**Given task**.
In the following material, identify every line holding the string "MVAB" and return it.
━━━━
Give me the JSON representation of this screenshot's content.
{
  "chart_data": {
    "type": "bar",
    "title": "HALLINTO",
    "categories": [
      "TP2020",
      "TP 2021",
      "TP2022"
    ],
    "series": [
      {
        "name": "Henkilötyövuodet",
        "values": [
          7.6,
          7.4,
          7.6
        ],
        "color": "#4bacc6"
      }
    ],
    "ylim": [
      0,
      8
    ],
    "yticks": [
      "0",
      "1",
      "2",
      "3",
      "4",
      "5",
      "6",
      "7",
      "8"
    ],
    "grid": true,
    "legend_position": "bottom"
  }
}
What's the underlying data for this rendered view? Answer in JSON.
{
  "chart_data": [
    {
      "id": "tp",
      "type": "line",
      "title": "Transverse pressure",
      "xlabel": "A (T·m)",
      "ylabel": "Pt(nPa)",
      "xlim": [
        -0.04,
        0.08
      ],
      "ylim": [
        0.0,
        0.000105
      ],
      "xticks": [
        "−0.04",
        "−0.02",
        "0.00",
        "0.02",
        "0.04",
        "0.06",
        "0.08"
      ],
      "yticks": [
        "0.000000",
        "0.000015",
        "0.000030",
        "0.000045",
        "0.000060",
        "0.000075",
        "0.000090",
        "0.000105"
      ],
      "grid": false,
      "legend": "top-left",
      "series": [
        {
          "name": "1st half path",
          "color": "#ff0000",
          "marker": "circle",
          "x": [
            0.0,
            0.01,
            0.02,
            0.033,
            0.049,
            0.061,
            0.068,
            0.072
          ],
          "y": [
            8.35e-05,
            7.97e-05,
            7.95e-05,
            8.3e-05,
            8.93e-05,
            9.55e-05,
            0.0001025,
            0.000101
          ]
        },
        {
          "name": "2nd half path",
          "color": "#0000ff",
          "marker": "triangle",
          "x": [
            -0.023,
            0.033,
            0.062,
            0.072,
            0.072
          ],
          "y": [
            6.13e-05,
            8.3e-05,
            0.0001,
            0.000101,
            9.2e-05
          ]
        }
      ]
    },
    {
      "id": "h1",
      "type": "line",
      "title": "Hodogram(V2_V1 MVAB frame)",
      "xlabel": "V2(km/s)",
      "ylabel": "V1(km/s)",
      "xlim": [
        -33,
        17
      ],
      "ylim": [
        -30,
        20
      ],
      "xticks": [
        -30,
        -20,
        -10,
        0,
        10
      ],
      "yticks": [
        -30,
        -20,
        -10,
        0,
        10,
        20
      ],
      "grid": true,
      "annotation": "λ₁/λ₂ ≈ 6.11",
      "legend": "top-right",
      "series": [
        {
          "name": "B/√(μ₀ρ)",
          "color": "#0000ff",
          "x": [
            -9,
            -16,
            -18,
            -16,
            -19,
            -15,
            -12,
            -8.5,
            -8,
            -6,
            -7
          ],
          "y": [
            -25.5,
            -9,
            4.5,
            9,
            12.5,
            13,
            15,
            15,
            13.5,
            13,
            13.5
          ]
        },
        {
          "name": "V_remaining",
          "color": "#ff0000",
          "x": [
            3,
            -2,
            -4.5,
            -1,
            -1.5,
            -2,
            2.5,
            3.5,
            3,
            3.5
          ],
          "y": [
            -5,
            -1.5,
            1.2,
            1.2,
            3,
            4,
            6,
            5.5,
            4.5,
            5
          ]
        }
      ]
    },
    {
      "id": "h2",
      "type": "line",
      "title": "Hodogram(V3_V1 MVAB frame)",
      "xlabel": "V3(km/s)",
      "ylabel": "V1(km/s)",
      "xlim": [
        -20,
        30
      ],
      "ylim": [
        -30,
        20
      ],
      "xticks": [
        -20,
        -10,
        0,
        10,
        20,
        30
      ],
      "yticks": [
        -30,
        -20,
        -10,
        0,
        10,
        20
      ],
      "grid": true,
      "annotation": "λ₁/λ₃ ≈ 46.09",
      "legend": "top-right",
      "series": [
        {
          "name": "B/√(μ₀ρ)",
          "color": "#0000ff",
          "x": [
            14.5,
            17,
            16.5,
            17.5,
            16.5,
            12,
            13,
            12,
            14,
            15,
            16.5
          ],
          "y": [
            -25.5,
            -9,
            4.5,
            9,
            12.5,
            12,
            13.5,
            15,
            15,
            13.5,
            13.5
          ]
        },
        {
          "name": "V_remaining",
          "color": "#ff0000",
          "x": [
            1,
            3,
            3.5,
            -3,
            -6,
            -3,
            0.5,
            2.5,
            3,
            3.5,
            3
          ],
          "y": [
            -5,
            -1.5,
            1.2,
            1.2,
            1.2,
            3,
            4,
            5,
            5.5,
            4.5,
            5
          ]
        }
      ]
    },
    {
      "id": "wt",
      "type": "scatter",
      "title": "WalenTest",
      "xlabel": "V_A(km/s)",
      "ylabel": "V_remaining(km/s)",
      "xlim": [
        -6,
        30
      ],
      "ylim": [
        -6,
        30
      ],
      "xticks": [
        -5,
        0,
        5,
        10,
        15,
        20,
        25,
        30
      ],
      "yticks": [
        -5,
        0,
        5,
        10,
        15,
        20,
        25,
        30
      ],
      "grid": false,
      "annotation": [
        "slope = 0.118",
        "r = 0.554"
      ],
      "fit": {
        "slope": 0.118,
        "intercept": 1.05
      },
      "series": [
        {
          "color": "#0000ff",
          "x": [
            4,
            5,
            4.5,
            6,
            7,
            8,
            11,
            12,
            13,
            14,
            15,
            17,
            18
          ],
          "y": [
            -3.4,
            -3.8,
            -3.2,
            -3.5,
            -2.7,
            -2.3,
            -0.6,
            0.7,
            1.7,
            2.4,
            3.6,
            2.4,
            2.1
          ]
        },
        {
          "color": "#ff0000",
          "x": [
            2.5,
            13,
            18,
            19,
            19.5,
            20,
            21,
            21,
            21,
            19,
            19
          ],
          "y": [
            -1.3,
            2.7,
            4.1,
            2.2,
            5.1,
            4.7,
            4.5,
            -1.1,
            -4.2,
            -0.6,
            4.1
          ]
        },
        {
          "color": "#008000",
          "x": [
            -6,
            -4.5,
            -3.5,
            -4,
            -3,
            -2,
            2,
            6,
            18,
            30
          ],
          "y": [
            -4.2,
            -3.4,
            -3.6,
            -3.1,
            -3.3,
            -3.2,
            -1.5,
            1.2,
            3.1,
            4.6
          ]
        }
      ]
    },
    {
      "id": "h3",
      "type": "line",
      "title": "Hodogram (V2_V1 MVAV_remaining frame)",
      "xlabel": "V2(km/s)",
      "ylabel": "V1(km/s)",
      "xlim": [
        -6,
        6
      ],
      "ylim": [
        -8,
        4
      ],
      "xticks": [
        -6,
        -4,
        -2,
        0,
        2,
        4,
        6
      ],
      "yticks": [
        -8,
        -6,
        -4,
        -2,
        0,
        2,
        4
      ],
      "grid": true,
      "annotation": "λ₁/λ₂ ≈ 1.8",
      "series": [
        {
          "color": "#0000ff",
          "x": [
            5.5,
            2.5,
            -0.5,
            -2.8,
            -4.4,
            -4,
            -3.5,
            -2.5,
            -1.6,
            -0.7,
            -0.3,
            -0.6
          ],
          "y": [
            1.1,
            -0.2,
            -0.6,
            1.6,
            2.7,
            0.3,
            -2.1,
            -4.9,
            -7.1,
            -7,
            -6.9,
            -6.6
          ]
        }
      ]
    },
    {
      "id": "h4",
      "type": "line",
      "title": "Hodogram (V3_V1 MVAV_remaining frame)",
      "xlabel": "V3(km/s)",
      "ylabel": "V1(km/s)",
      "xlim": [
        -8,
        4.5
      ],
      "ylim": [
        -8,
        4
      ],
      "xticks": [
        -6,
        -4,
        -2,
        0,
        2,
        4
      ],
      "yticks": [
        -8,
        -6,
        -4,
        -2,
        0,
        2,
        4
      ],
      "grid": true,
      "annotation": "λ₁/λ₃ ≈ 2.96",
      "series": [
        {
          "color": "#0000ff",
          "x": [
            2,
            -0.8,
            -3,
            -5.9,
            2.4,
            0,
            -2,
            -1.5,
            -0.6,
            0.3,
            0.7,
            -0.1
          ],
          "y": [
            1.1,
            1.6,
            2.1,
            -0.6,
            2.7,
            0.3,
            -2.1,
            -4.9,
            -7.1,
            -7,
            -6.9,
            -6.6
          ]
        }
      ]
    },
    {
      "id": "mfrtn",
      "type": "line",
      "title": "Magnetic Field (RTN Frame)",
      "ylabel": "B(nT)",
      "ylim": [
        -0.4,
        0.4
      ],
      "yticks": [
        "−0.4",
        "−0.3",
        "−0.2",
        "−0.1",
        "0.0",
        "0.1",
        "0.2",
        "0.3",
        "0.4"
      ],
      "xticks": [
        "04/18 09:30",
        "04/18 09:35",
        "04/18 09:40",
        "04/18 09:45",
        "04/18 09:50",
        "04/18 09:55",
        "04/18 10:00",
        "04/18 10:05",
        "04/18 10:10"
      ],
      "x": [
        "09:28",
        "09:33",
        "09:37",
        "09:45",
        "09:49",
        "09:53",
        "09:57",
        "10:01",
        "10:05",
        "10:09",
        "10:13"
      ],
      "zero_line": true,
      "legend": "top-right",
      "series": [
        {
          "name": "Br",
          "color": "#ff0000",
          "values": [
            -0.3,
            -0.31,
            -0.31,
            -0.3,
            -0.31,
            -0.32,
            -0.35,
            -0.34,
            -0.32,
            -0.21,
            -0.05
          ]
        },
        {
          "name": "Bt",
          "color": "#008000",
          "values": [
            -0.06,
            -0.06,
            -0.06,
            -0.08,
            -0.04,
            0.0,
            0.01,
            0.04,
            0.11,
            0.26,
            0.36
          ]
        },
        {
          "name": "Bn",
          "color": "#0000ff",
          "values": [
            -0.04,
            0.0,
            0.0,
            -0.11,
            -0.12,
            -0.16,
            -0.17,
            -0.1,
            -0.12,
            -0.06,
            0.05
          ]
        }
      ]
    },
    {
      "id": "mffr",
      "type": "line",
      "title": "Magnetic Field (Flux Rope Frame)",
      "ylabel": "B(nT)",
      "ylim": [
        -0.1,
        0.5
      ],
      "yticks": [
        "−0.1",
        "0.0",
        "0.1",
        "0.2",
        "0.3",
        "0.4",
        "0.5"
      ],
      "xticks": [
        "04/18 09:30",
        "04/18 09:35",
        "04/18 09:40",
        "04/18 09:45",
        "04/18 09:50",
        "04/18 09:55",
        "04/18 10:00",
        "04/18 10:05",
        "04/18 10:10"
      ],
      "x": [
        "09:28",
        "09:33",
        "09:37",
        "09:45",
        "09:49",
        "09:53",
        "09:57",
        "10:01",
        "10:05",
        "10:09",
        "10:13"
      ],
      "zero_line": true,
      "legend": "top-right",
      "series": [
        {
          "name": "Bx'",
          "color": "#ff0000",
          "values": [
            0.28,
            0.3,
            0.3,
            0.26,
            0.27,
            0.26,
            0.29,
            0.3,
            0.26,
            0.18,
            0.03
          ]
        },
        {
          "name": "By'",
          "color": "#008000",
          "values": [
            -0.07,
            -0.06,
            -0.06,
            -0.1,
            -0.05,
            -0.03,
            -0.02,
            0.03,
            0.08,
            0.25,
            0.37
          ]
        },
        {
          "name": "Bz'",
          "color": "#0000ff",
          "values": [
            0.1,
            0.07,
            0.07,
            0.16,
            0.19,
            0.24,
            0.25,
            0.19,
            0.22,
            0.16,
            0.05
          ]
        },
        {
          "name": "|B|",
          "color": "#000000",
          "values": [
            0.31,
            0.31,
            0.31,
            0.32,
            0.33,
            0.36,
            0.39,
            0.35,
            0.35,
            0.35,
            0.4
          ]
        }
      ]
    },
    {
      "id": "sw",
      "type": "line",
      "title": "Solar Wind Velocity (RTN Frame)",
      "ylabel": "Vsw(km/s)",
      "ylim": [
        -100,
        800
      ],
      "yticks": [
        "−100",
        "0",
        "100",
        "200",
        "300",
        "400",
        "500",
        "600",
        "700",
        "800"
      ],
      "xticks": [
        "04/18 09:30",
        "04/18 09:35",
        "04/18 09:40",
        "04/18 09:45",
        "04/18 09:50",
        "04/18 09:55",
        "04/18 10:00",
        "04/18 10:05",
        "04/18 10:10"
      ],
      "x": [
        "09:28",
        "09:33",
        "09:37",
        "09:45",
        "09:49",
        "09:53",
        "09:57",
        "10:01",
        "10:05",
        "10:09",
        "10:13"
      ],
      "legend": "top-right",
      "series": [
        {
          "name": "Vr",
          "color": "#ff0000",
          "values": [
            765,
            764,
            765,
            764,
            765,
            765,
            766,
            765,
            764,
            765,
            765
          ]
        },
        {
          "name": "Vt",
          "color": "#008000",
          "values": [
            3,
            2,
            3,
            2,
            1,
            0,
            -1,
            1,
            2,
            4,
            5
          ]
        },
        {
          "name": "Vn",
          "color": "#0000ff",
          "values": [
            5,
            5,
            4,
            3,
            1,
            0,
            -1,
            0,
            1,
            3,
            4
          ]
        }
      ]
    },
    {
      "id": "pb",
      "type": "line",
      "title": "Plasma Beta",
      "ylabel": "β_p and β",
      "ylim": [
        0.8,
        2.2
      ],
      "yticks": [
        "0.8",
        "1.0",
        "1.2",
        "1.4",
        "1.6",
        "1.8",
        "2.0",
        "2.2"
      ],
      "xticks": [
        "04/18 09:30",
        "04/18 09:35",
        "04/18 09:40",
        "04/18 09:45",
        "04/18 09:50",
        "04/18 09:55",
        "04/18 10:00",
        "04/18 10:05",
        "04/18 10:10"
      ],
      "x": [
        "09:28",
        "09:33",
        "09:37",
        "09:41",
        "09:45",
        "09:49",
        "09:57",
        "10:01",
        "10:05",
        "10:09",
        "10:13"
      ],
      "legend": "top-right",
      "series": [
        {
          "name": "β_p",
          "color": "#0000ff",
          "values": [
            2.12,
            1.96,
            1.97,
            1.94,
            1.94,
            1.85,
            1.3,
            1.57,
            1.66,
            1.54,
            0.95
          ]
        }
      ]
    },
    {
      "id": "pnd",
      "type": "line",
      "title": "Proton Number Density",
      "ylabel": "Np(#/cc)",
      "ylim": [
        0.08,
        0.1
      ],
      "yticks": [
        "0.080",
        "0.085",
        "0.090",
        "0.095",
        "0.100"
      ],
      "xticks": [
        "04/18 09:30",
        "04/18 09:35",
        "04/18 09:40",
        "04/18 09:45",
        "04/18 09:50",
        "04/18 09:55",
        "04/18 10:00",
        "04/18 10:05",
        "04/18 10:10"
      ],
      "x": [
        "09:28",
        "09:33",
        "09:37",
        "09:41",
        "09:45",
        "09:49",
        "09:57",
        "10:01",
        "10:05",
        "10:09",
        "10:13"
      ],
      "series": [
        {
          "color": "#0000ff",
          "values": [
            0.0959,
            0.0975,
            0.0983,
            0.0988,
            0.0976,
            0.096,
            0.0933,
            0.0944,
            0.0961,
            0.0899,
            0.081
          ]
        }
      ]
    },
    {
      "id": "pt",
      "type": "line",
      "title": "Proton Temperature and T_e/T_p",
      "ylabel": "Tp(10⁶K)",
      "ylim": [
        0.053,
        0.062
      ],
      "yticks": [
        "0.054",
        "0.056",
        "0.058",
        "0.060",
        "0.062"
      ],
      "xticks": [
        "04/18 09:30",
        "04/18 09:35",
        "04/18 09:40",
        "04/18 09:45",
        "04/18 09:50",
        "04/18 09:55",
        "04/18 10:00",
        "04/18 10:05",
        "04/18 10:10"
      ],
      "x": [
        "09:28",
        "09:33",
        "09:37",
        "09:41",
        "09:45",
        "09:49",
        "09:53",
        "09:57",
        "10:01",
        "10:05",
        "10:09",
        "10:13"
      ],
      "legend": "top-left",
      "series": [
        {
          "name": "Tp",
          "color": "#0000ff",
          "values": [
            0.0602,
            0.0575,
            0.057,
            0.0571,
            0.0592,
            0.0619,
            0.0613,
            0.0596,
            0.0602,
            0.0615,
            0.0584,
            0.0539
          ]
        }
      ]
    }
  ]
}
━━━━
**The output**.
      "title": "Hodogram(V2_V1 MVAB frame)",
      "title": "Hodogram(V3_V1 MVAB frame)",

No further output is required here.